Records contained in a dataset
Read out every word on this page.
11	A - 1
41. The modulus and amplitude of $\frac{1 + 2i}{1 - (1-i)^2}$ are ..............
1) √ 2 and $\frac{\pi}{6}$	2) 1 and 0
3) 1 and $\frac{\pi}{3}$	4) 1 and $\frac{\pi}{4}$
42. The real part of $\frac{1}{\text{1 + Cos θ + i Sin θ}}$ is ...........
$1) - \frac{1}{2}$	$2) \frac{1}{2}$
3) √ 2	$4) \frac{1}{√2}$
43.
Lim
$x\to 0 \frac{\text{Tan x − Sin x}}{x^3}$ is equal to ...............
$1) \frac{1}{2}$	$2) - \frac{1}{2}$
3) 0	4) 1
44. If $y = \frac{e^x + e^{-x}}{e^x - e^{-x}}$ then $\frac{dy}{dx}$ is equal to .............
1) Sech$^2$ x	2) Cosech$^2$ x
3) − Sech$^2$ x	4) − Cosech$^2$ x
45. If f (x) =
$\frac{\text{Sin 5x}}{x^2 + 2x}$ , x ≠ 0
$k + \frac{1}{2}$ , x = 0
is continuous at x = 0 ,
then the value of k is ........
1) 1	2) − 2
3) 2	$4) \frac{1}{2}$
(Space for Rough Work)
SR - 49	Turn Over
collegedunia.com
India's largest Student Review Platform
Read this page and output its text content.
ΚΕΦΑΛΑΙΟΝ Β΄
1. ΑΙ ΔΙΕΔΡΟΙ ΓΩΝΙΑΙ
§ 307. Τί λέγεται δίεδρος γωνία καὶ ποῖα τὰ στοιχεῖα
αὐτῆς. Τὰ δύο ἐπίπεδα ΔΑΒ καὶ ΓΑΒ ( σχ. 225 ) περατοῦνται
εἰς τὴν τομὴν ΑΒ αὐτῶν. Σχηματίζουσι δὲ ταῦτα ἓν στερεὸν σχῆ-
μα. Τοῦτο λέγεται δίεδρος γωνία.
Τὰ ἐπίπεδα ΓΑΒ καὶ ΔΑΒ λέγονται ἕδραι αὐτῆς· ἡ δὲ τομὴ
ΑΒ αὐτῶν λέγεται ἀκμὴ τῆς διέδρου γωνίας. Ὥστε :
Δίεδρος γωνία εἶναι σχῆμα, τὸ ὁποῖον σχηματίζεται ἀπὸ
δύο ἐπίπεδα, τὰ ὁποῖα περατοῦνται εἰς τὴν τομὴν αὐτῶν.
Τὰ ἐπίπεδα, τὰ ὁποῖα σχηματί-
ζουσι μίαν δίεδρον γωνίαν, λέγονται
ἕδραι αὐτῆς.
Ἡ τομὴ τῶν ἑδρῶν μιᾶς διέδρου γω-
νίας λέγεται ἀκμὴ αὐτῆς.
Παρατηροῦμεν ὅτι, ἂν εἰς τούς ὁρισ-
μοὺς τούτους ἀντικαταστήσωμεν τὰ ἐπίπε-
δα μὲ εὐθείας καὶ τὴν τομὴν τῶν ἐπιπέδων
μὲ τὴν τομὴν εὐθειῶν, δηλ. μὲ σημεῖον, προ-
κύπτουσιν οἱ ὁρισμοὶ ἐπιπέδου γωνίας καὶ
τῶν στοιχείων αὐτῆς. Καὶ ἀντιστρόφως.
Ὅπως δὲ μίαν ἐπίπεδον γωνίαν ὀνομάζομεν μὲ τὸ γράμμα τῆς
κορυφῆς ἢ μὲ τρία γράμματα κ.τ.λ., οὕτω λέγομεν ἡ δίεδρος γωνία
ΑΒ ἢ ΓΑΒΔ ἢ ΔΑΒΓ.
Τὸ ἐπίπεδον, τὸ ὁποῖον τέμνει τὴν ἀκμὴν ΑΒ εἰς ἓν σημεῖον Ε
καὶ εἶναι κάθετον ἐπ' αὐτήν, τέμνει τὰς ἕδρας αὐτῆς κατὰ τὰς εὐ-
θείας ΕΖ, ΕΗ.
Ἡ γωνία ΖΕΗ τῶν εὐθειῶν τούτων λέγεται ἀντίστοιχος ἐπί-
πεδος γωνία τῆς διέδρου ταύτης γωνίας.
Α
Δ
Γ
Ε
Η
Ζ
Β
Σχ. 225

• _WHAT IS REQUIRED_: Collect each line holding the string "διέδρου".

• _WRITTEN ANSWER_:
ΑΒ αὐτῶν λέγεται ἀκμὴ τῆς διέδρου γωνίας. Ὥστε :
Ἡ τομὴ τῶν ἑδρῶν μιᾶς διέδρου γω-
πεδος γωνία τῆς διέδρου ταύτης γωνίας.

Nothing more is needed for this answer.